─── Task input ───

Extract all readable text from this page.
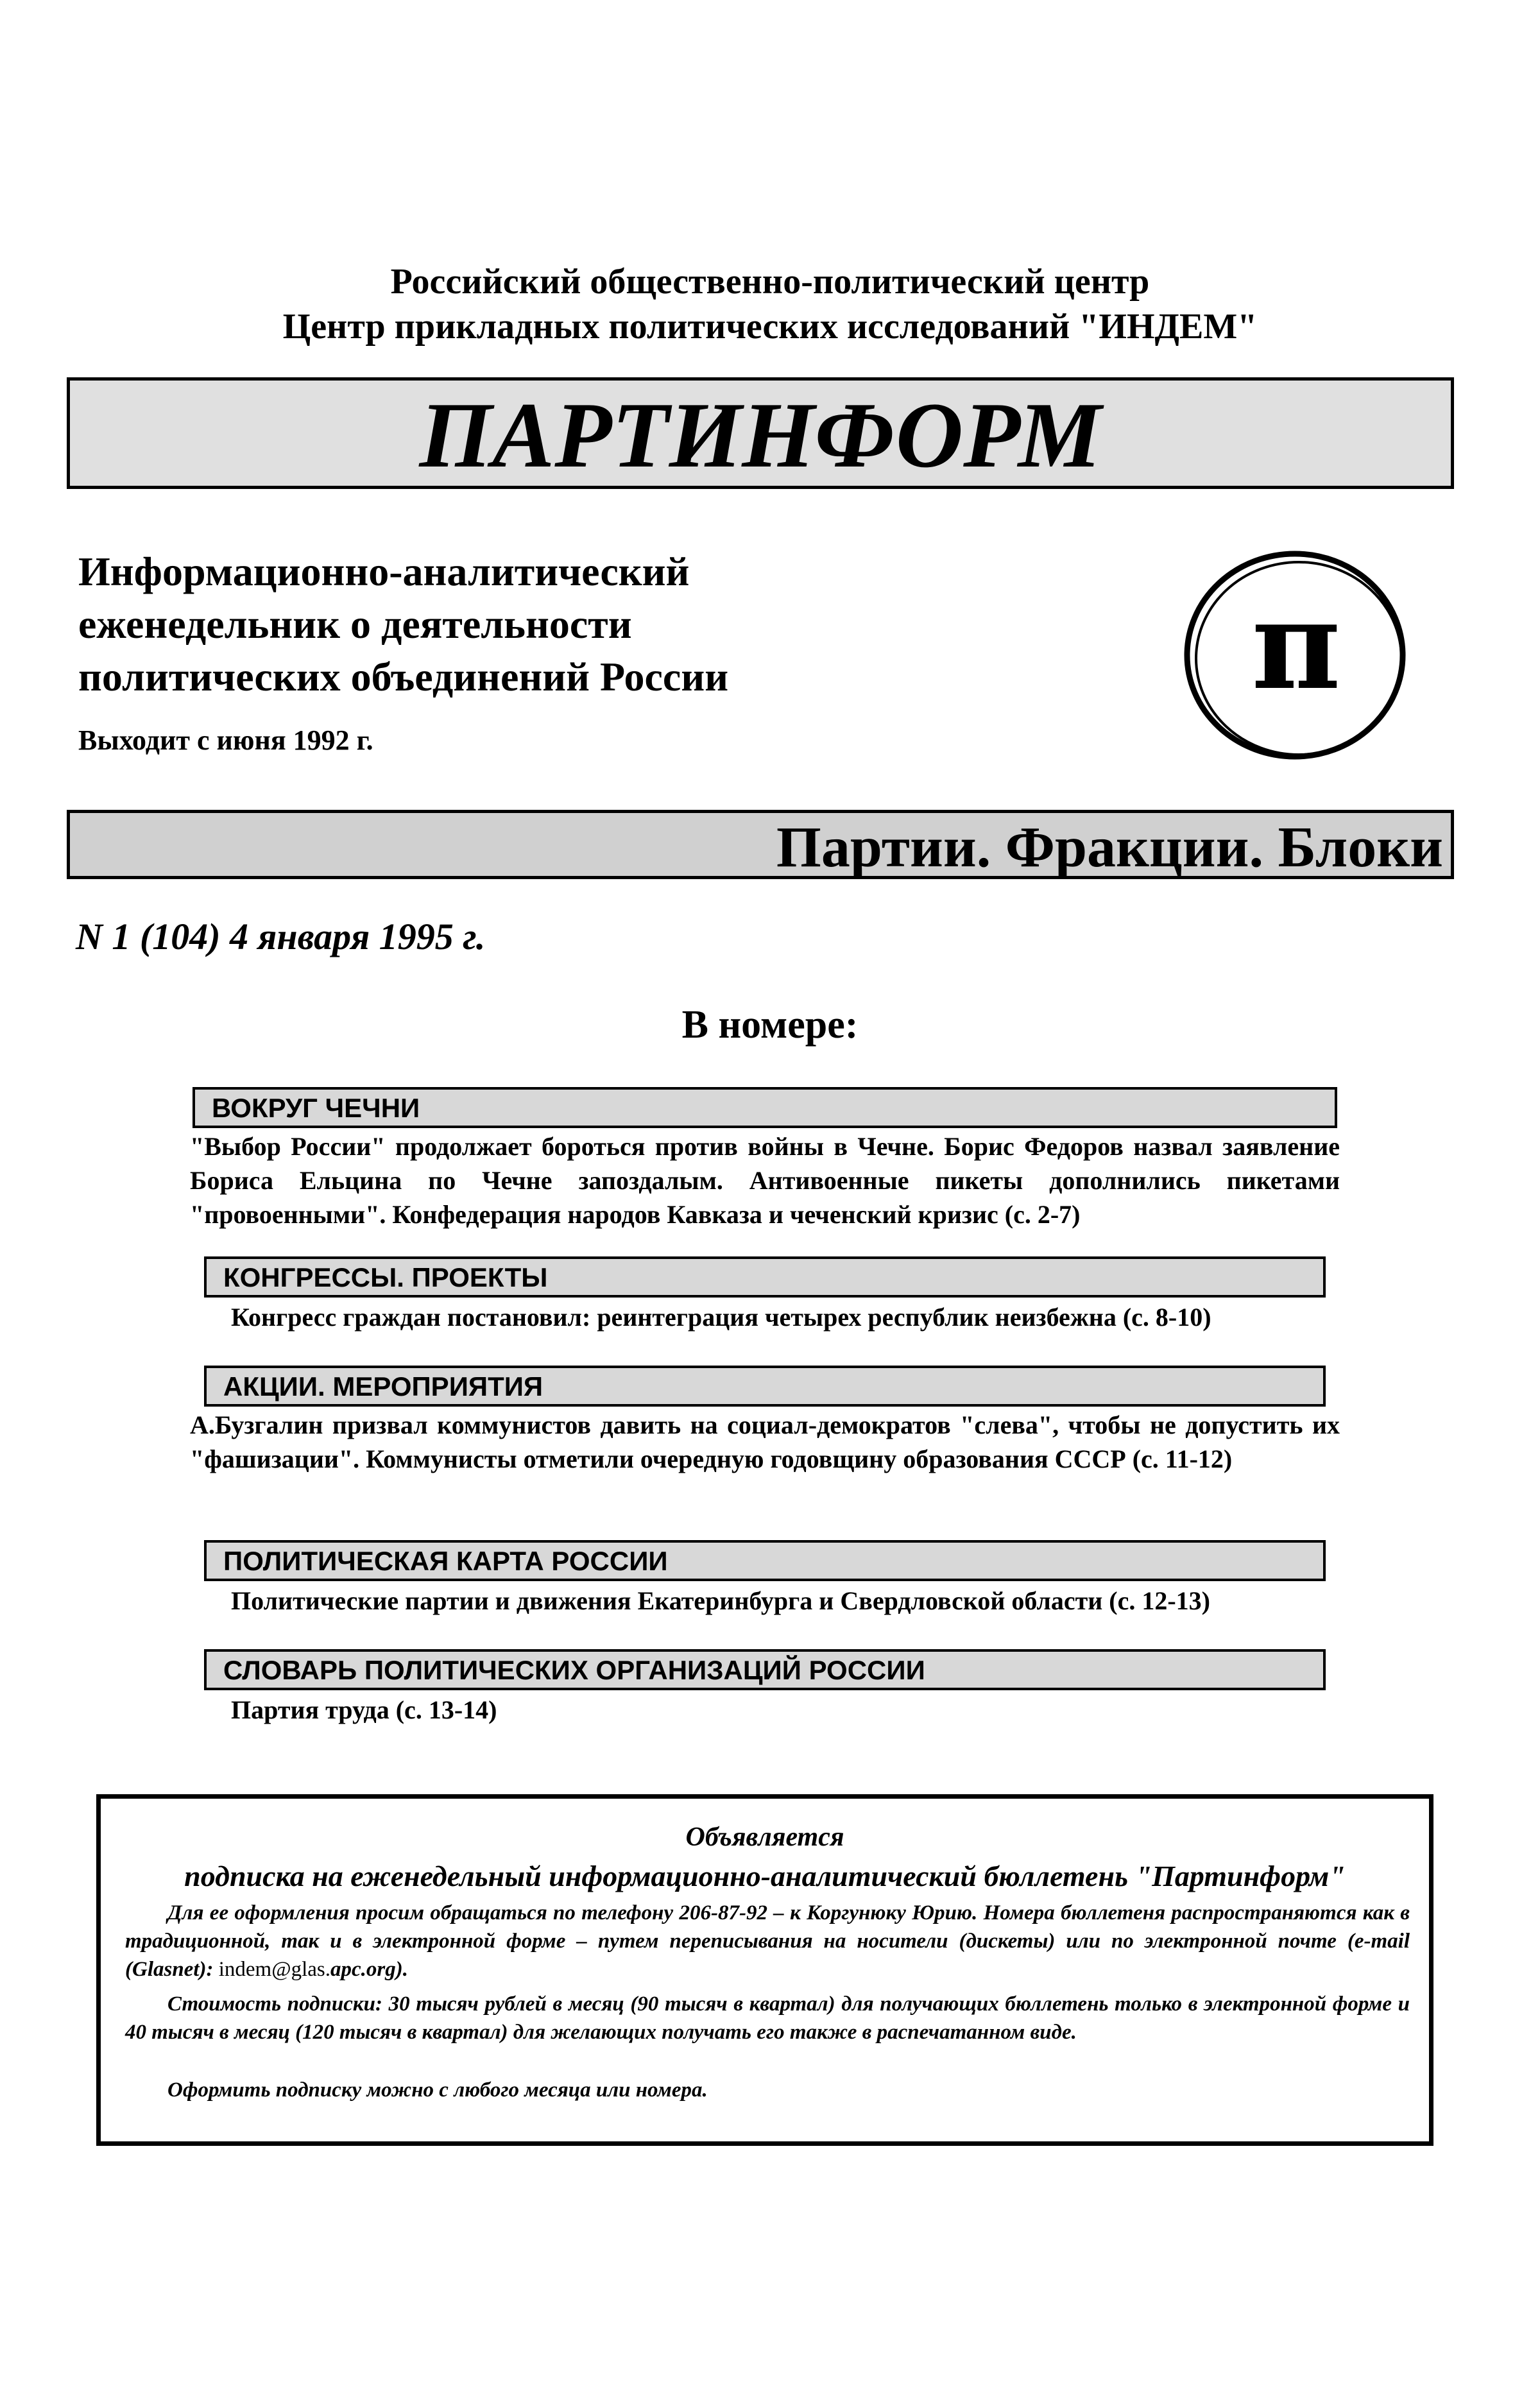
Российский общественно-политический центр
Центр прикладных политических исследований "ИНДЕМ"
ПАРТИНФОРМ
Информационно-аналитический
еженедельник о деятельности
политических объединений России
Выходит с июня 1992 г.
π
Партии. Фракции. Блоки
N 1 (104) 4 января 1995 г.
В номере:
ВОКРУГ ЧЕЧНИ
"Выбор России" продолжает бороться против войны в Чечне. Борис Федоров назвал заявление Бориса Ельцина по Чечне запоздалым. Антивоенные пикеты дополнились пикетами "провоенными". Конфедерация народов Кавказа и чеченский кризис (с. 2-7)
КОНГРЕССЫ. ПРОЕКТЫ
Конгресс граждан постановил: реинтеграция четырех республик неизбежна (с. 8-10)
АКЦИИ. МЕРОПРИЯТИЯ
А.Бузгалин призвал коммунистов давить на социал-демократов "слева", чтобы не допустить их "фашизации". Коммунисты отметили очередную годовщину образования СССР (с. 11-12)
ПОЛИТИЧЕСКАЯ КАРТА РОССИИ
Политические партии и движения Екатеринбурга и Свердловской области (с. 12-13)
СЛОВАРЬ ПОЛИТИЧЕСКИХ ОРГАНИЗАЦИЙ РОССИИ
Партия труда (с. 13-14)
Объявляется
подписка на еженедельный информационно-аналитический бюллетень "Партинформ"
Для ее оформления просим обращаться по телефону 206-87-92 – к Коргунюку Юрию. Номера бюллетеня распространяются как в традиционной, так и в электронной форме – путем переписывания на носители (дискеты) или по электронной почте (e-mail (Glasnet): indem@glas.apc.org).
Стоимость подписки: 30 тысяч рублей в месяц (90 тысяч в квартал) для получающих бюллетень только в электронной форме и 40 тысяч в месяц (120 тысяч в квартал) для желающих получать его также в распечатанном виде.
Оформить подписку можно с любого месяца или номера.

───

#### Exercise brief:
From the listing above, pick out each line where the word "форме" appears.

#### Reply to the exercise:
Для ее оформления просим обращаться по телефону 206-87-92 – к Коргунюку Юрию. Номера бюллетеня распространяются как в традиционной, так и в электронной форме – путем переписывания на носители (дискеты) или по электронной почте (e-mail (Glasnet): indem@glas.apc.org).
Стоимость подписки: 30 тысяч рублей в месяц (90 тысяч в квартал) для получающих бюллетень только в электронной форме и 40 тысяч в месяц (120 тысяч в квартал) для желающих получать его также в распечатанном виде.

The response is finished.